Figure dataset records:

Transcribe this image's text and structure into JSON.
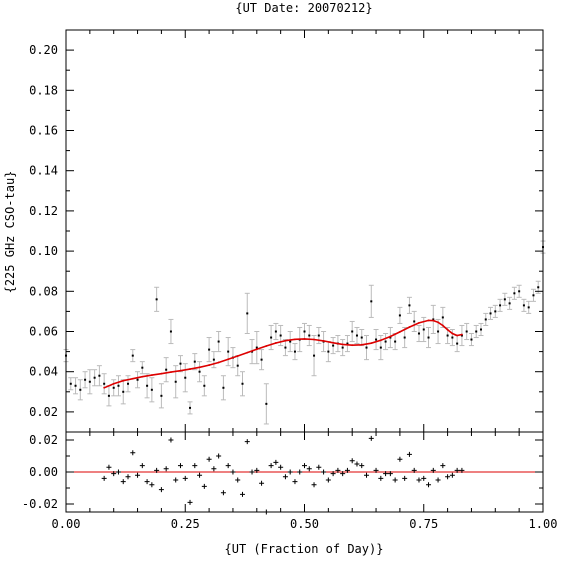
{
  "chart_data": [
    {
      "type": "scatter",
      "title": "{UT Date: 20070212}",
      "ylabel": "{225 GHz CSO-tau}",
      "xlim": [
        0.0,
        1.0
      ],
      "ylim": [
        0.01,
        0.21
      ],
      "yticks": [
        "0.02",
        "0.04",
        "0.06",
        "0.08",
        "0.10",
        "0.12",
        "0.14",
        "0.16",
        "0.18",
        "0.20"
      ],
      "grid": false,
      "series": [
        {
          "kind": "measurements-with-errorbars",
          "color": "#000000",
          "errorbar_color": "#bbbbbb",
          "points": [
            [
              0.0,
              0.048,
              0.003
            ],
            [
              0.01,
              0.034,
              0.003
            ],
            [
              0.02,
              0.033,
              0.004
            ],
            [
              0.03,
              0.031,
              0.005
            ],
            [
              0.04,
              0.036,
              0.004
            ],
            [
              0.05,
              0.035,
              0.006
            ],
            [
              0.06,
              0.037,
              0.004
            ],
            [
              0.07,
              0.038,
              0.005
            ],
            [
              0.08,
              0.034,
              0.005
            ],
            [
              0.09,
              0.028,
              0.005
            ],
            [
              0.1,
              0.032,
              0.004
            ],
            [
              0.11,
              0.033,
              0.005
            ],
            [
              0.12,
              0.03,
              0.006
            ],
            [
              0.13,
              0.034,
              0.004
            ],
            [
              0.14,
              0.048,
              0.003
            ],
            [
              0.15,
              0.036,
              0.004
            ],
            [
              0.16,
              0.042,
              0.003
            ],
            [
              0.17,
              0.033,
              0.006
            ],
            [
              0.18,
              0.031,
              0.006
            ],
            [
              0.19,
              0.076,
              0.006
            ],
            [
              0.2,
              0.028,
              0.006
            ],
            [
              0.21,
              0.041,
              0.006
            ],
            [
              0.22,
              0.06,
              0.006
            ],
            [
              0.23,
              0.035,
              0.008
            ],
            [
              0.24,
              0.044,
              0.004
            ],
            [
              0.25,
              0.037,
              0.007
            ],
            [
              0.26,
              0.022,
              0.003
            ],
            [
              0.27,
              0.045,
              0.004
            ],
            [
              0.28,
              0.04,
              0.005
            ],
            [
              0.29,
              0.033,
              0.005
            ],
            [
              0.3,
              0.051,
              0.006
            ],
            [
              0.31,
              0.046,
              0.004
            ],
            [
              0.32,
              0.055,
              0.005
            ],
            [
              0.33,
              0.032,
              0.006
            ],
            [
              0.34,
              0.05,
              0.007
            ],
            [
              0.35,
              0.047,
              0.005
            ],
            [
              0.36,
              0.043,
              0.005
            ],
            [
              0.37,
              0.034,
              0.006
            ],
            [
              0.38,
              0.069,
              0.01
            ],
            [
              0.39,
              0.05,
              0.006
            ],
            [
              0.4,
              0.052,
              0.008
            ],
            [
              0.41,
              0.046,
              0.005
            ],
            [
              0.42,
              0.024,
              0.01
            ],
            [
              0.43,
              0.057,
              0.006
            ],
            [
              0.44,
              0.06,
              0.004
            ],
            [
              0.45,
              0.058,
              0.005
            ],
            [
              0.46,
              0.052,
              0.004
            ],
            [
              0.47,
              0.055,
              0.005
            ],
            [
              0.48,
              0.05,
              0.004
            ],
            [
              0.49,
              0.056,
              0.006
            ],
            [
              0.5,
              0.06,
              0.004
            ],
            [
              0.51,
              0.058,
              0.005
            ],
            [
              0.52,
              0.048,
              0.01
            ],
            [
              0.53,
              0.058,
              0.004
            ],
            [
              0.54,
              0.055,
              0.005
            ],
            [
              0.55,
              0.05,
              0.005
            ],
            [
              0.56,
              0.053,
              0.004
            ],
            [
              0.57,
              0.054,
              0.004
            ],
            [
              0.58,
              0.052,
              0.004
            ],
            [
              0.59,
              0.054,
              0.004
            ],
            [
              0.6,
              0.06,
              0.005
            ],
            [
              0.61,
              0.058,
              0.004
            ],
            [
              0.62,
              0.057,
              0.004
            ],
            [
              0.63,
              0.052,
              0.006
            ],
            [
              0.64,
              0.075,
              0.008
            ],
            [
              0.65,
              0.056,
              0.005
            ],
            [
              0.66,
              0.052,
              0.006
            ],
            [
              0.67,
              0.055,
              0.004
            ],
            [
              0.68,
              0.057,
              0.005
            ],
            [
              0.69,
              0.055,
              0.004
            ],
            [
              0.7,
              0.068,
              0.004
            ],
            [
              0.71,
              0.057,
              0.005
            ],
            [
              0.72,
              0.073,
              0.004
            ],
            [
              0.73,
              0.065,
              0.005
            ],
            [
              0.74,
              0.059,
              0.004
            ],
            [
              0.75,
              0.061,
              0.006
            ],
            [
              0.76,
              0.057,
              0.005
            ],
            [
              0.77,
              0.066,
              0.007
            ],
            [
              0.78,
              0.06,
              0.006
            ],
            [
              0.79,
              0.067,
              0.005
            ],
            [
              0.8,
              0.058,
              0.004
            ],
            [
              0.81,
              0.057,
              0.004
            ],
            [
              0.82,
              0.054,
              0.004
            ],
            [
              0.83,
              0.058,
              0.005
            ],
            [
              0.84,
              0.06,
              0.004
            ],
            [
              0.85,
              0.056,
              0.003
            ],
            [
              0.86,
              0.06,
              0.003
            ],
            [
              0.87,
              0.061,
              0.003
            ],
            [
              0.88,
              0.066,
              0.003
            ],
            [
              0.89,
              0.069,
              0.003
            ],
            [
              0.9,
              0.07,
              0.003
            ],
            [
              0.91,
              0.073,
              0.003
            ],
            [
              0.92,
              0.076,
              0.003
            ],
            [
              0.93,
              0.074,
              0.003
            ],
            [
              0.94,
              0.079,
              0.003
            ],
            [
              0.95,
              0.08,
              0.003
            ],
            [
              0.96,
              0.073,
              0.003
            ],
            [
              0.97,
              0.072,
              0.003
            ],
            [
              0.98,
              0.078,
              0.003
            ],
            [
              0.99,
              0.082,
              0.003
            ],
            [
              1.0,
              0.102,
              0.003
            ]
          ]
        },
        {
          "kind": "polynomial-fit",
          "color": "#dd0000",
          "x_range": [
            0.08,
            0.83
          ],
          "points": [
            [
              0.08,
              0.032
            ],
            [
              0.1,
              0.034
            ],
            [
              0.12,
              0.0355
            ],
            [
              0.14,
              0.0365
            ],
            [
              0.16,
              0.0375
            ],
            [
              0.18,
              0.0383
            ],
            [
              0.2,
              0.039
            ],
            [
              0.22,
              0.0398
            ],
            [
              0.24,
              0.0405
            ],
            [
              0.26,
              0.0413
            ],
            [
              0.28,
              0.0422
            ],
            [
              0.3,
              0.0433
            ],
            [
              0.32,
              0.0446
            ],
            [
              0.34,
              0.0462
            ],
            [
              0.36,
              0.0478
            ],
            [
              0.38,
              0.0495
            ],
            [
              0.4,
              0.0512
            ],
            [
              0.42,
              0.0528
            ],
            [
              0.44,
              0.0543
            ],
            [
              0.46,
              0.0554
            ],
            [
              0.48,
              0.0561
            ],
            [
              0.5,
              0.0563
            ],
            [
              0.52,
              0.056
            ],
            [
              0.54,
              0.0553
            ],
            [
              0.56,
              0.0544
            ],
            [
              0.58,
              0.0536
            ],
            [
              0.6,
              0.0532
            ],
            [
              0.62,
              0.0534
            ],
            [
              0.64,
              0.0542
            ],
            [
              0.66,
              0.0556
            ],
            [
              0.68,
              0.0575
            ],
            [
              0.7,
              0.0598
            ],
            [
              0.72,
              0.0622
            ],
            [
              0.74,
              0.0643
            ],
            [
              0.76,
              0.0655
            ],
            [
              0.77,
              0.0654
            ],
            [
              0.78,
              0.0646
            ],
            [
              0.79,
              0.063
            ],
            [
              0.8,
              0.0609
            ],
            [
              0.81,
              0.059
            ],
            [
              0.82,
              0.058
            ],
            [
              0.83,
              0.0585
            ]
          ]
        }
      ]
    },
    {
      "type": "scatter",
      "panel": "residuals",
      "xlabel": "{UT (Fraction of Day)}",
      "xlim": [
        0.0,
        1.0
      ],
      "ylim": [
        -0.025,
        0.025
      ],
      "xticks": [
        "0.00",
        "0.25",
        "0.50",
        "0.75",
        "1.00"
      ],
      "yticks": [
        "-0.02",
        "0.00",
        "0.02"
      ],
      "zero_line_color": "#dd0000",
      "marker": "+",
      "points": [
        [
          0.08,
          -0.004
        ],
        [
          0.09,
          0.003
        ],
        [
          0.1,
          -0.001
        ],
        [
          0.11,
          0.0
        ],
        [
          0.12,
          -0.006
        ],
        [
          0.13,
          -0.003
        ],
        [
          0.14,
          0.012
        ],
        [
          0.15,
          -0.002
        ],
        [
          0.16,
          0.004
        ],
        [
          0.17,
          -0.006
        ],
        [
          0.18,
          -0.008
        ],
        [
          0.19,
          0.001
        ],
        [
          0.2,
          -0.011
        ],
        [
          0.21,
          0.002
        ],
        [
          0.22,
          0.02
        ],
        [
          0.23,
          -0.005
        ],
        [
          0.24,
          0.004
        ],
        [
          0.25,
          -0.004
        ],
        [
          0.26,
          -0.019
        ],
        [
          0.27,
          0.004
        ],
        [
          0.28,
          -0.002
        ],
        [
          0.29,
          -0.009
        ],
        [
          0.3,
          0.008
        ],
        [
          0.31,
          0.002
        ],
        [
          0.32,
          0.01
        ],
        [
          0.33,
          -0.013
        ],
        [
          0.34,
          0.004
        ],
        [
          0.35,
          0.0
        ],
        [
          0.36,
          -0.005
        ],
        [
          0.37,
          -0.014
        ],
        [
          0.38,
          0.019
        ],
        [
          0.39,
          0.0
        ],
        [
          0.4,
          0.001
        ],
        [
          0.41,
          -0.007
        ],
        [
          0.42,
          -0.029
        ],
        [
          0.43,
          0.004
        ],
        [
          0.44,
          0.006
        ],
        [
          0.45,
          0.003
        ],
        [
          0.46,
          -0.003
        ],
        [
          0.47,
          0.0
        ],
        [
          0.48,
          -0.006
        ],
        [
          0.49,
          0.0
        ],
        [
          0.5,
          0.004
        ],
        [
          0.51,
          0.002
        ],
        [
          0.52,
          -0.008
        ],
        [
          0.53,
          0.003
        ],
        [
          0.54,
          0.0
        ],
        [
          0.55,
          -0.005
        ],
        [
          0.56,
          -0.001
        ],
        [
          0.57,
          0.001
        ],
        [
          0.58,
          -0.001
        ],
        [
          0.59,
          0.001
        ],
        [
          0.6,
          0.007
        ],
        [
          0.61,
          0.005
        ],
        [
          0.62,
          0.004
        ],
        [
          0.63,
          -0.002
        ],
        [
          0.64,
          0.021
        ],
        [
          0.65,
          0.001
        ],
        [
          0.66,
          -0.004
        ],
        [
          0.67,
          -0.001
        ],
        [
          0.68,
          -0.001
        ],
        [
          0.69,
          -0.005
        ],
        [
          0.7,
          0.008
        ],
        [
          0.71,
          -0.004
        ],
        [
          0.72,
          0.011
        ],
        [
          0.73,
          0.001
        ],
        [
          0.74,
          -0.005
        ],
        [
          0.75,
          -0.004
        ],
        [
          0.76,
          -0.008
        ],
        [
          0.77,
          0.001
        ],
        [
          0.78,
          -0.005
        ],
        [
          0.79,
          0.004
        ],
        [
          0.8,
          -0.003
        ],
        [
          0.81,
          -0.002
        ],
        [
          0.82,
          0.001
        ],
        [
          0.83,
          0.001
        ]
      ]
    }
  ]
}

**DIRECTIONS:**
Select all lines in the listing above where the word "kind" appears, and show them.

**OUTPUT BELOW:**
          "kind": "measurements-with-errorbars",
          "kind": "polynomial-fit",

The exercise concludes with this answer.